--- Objective ---
Retype the records below word for word and omit any image.

--- Extracted information ---

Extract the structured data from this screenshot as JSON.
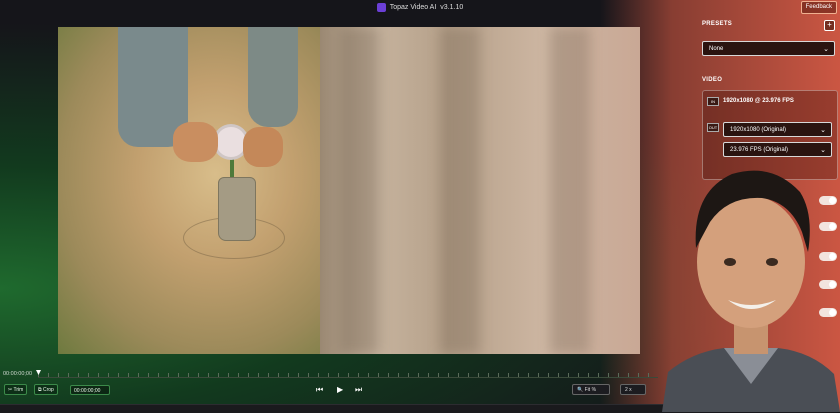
{
  "title_bar": {
    "app_name": "Topaz Video AI",
    "version": "v3.1.10",
    "feedback_label": "Feedback"
  },
  "right_panel": {
    "presets_label": "PRESETS",
    "add_icon": "plus-icon",
    "preset_value": "None",
    "video_label": "VIDEO",
    "input_badge": "IN",
    "input_info": "1920x1080 @ 23.976 FPS",
    "output_badge": "OUT",
    "output_resolution": "1920x1080 (Original)",
    "output_fps": "23.976 FPS (Original)"
  },
  "timeline": {
    "start_time": "00:00:00;00",
    "trim_label": "Trim",
    "crop_label": "Crop",
    "timecode_value": "00:00:00;00",
    "zoom_label": "Fit %",
    "speed_label": "2 x"
  },
  "colors": {
    "accent_green": "#3c8a4a",
    "accent_orange": "#e8664a",
    "logo_purple": "#6b3fd6"
  }
}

--- Expected answer ---
Extract the structured data from this screenshot as JSON.
{
  "title_bar": {
    "app_name": "Topaz Video AI",
    "version": "v3.1.10",
    "feedback_label": "Feedback"
  },
  "right_panel": {
    "presets_label": "PRESETS",
    "add_icon": "plus-icon",
    "preset_value": "None",
    "video_label": "VIDEO",
    "input_badge": "IN",
    "input_info": "1920x1080 @ 23.976 FPS",
    "output_badge": "OUT",
    "output_resolution": "1920x1080 (Original)",
    "output_fps": "23.976 FPS (Original)"
  },
  "timeline": {
    "start_time": "00:00:00;00",
    "trim_label": "Trim",
    "crop_label": "Crop",
    "timecode_value": "00:00:00;00",
    "zoom_label": "Fit %",
    "speed_label": "2 x"
  },
  "colors": {
    "accent_green": "#3c8a4a",
    "accent_orange": "#e8664a",
    "logo_purple": "#6b3fd6"
  }
}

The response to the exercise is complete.